A block of data:
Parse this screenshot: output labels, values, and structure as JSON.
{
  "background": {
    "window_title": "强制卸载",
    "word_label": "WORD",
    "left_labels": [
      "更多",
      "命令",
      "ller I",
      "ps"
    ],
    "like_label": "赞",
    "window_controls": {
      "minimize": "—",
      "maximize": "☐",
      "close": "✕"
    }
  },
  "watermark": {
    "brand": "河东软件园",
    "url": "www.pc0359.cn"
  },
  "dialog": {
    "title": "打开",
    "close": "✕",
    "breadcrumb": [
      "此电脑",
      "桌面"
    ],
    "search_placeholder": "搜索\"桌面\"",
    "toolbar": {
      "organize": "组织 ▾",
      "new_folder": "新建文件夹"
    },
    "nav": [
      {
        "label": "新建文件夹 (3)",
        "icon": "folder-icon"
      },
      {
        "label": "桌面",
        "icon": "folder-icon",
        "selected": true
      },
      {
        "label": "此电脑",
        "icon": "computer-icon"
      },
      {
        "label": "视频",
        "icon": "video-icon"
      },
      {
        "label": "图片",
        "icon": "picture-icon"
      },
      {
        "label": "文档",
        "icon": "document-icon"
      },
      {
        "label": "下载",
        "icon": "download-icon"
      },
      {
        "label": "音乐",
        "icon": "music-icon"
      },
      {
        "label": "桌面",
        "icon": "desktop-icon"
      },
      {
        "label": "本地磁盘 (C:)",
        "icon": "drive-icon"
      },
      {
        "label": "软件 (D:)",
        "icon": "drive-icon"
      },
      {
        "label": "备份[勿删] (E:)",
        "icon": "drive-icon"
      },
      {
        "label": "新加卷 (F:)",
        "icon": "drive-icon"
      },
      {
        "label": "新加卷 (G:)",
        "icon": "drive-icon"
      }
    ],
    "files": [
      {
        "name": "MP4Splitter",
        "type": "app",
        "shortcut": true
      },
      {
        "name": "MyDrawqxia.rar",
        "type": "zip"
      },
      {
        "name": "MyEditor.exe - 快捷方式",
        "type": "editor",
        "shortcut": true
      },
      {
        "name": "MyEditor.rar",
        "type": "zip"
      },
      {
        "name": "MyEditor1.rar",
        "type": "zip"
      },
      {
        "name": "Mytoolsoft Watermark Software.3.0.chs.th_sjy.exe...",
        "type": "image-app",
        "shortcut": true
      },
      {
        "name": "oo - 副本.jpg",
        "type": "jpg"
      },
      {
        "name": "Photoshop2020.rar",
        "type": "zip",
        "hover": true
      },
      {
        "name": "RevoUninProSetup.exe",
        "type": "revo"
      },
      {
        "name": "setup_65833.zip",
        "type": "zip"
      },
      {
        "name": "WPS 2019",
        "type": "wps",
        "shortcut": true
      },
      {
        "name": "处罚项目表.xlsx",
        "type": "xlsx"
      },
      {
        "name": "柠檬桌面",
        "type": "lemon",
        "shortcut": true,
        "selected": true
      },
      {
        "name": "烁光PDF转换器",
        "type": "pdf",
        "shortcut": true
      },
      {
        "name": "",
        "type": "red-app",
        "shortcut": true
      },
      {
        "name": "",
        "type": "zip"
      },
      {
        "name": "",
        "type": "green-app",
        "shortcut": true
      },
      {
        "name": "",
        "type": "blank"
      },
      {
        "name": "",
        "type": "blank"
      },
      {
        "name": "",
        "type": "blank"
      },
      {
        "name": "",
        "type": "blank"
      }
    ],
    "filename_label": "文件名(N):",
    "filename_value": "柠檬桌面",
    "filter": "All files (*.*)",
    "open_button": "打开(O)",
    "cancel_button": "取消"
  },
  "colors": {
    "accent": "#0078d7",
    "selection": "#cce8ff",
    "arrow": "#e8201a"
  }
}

Set task: Exactly reproduce the material above.

Response below:
Parse this screenshot: output labels, values, and structure as JSON.
{
  "background": {
    "window_title": "强制卸载",
    "word_label": "WORD",
    "left_labels": [
      "更多",
      "命令",
      "ller I",
      "ps"
    ],
    "like_label": "赞",
    "window_controls": {
      "minimize": "—",
      "maximize": "☐",
      "close": "✕"
    }
  },
  "watermark": {
    "brand": "河东软件园",
    "url": "www.pc0359.cn"
  },
  "dialog": {
    "title": "打开",
    "close": "✕",
    "breadcrumb": [
      "此电脑",
      "桌面"
    ],
    "search_placeholder": "搜索\"桌面\"",
    "toolbar": {
      "organize": "组织 ▾",
      "new_folder": "新建文件夹"
    },
    "nav": [
      {
        "label": "新建文件夹 (3)",
        "icon": "folder-icon"
      },
      {
        "label": "桌面",
        "icon": "folder-icon",
        "selected": true
      },
      {
        "label": "此电脑",
        "icon": "computer-icon"
      },
      {
        "label": "视频",
        "icon": "video-icon"
      },
      {
        "label": "图片",
        "icon": "picture-icon"
      },
      {
        "label": "文档",
        "icon": "document-icon"
      },
      {
        "label": "下载",
        "icon": "download-icon"
      },
      {
        "label": "音乐",
        "icon": "music-icon"
      },
      {
        "label": "桌面",
        "icon": "desktop-icon"
      },
      {
        "label": "本地磁盘 (C:)",
        "icon": "drive-icon"
      },
      {
        "label": "软件 (D:)",
        "icon": "drive-icon"
      },
      {
        "label": "备份[勿删] (E:)",
        "icon": "drive-icon"
      },
      {
        "label": "新加卷 (F:)",
        "icon": "drive-icon"
      },
      {
        "label": "新加卷 (G:)",
        "icon": "drive-icon"
      }
    ],
    "files": [
      {
        "name": "MP4Splitter",
        "type": "app",
        "shortcut": true
      },
      {
        "name": "MyDrawqxia.rar",
        "type": "zip"
      },
      {
        "name": "MyEditor.exe - 快捷方式",
        "type": "editor",
        "shortcut": true
      },
      {
        "name": "MyEditor.rar",
        "type": "zip"
      },
      {
        "name": "MyEditor1.rar",
        "type": "zip"
      },
      {
        "name": "Mytoolsoft Watermark Software.3.0.chs.th_sjy.exe...",
        "type": "image-app",
        "shortcut": true
      },
      {
        "name": "oo - 副本.jpg",
        "type": "jpg"
      },
      {
        "name": "Photoshop2020.rar",
        "type": "zip",
        "hover": true
      },
      {
        "name": "RevoUninProSetup.exe",
        "type": "revo"
      },
      {
        "name": "setup_65833.zip",
        "type": "zip"
      },
      {
        "name": "WPS 2019",
        "type": "wps",
        "shortcut": true
      },
      {
        "name": "处罚项目表.xlsx",
        "type": "xlsx"
      },
      {
        "name": "柠檬桌面",
        "type": "lemon",
        "shortcut": true,
        "selected": true
      },
      {
        "name": "烁光PDF转换器",
        "type": "pdf",
        "shortcut": true
      },
      {
        "name": "",
        "type": "red-app",
        "shortcut": true
      },
      {
        "name": "",
        "type": "zip"
      },
      {
        "name": "",
        "type": "green-app",
        "shortcut": true
      },
      {
        "name": "",
        "type": "blank"
      },
      {
        "name": "",
        "type": "blank"
      },
      {
        "name": "",
        "type": "blank"
      },
      {
        "name": "",
        "type": "blank"
      }
    ],
    "filename_label": "文件名(N):",
    "filename_value": "柠檬桌面",
    "filter": "All files (*.*)",
    "open_button": "打开(O)",
    "cancel_button": "取消"
  },
  "colors": {
    "accent": "#0078d7",
    "selection": "#cce8ff",
    "arrow": "#e8201a"
  }
}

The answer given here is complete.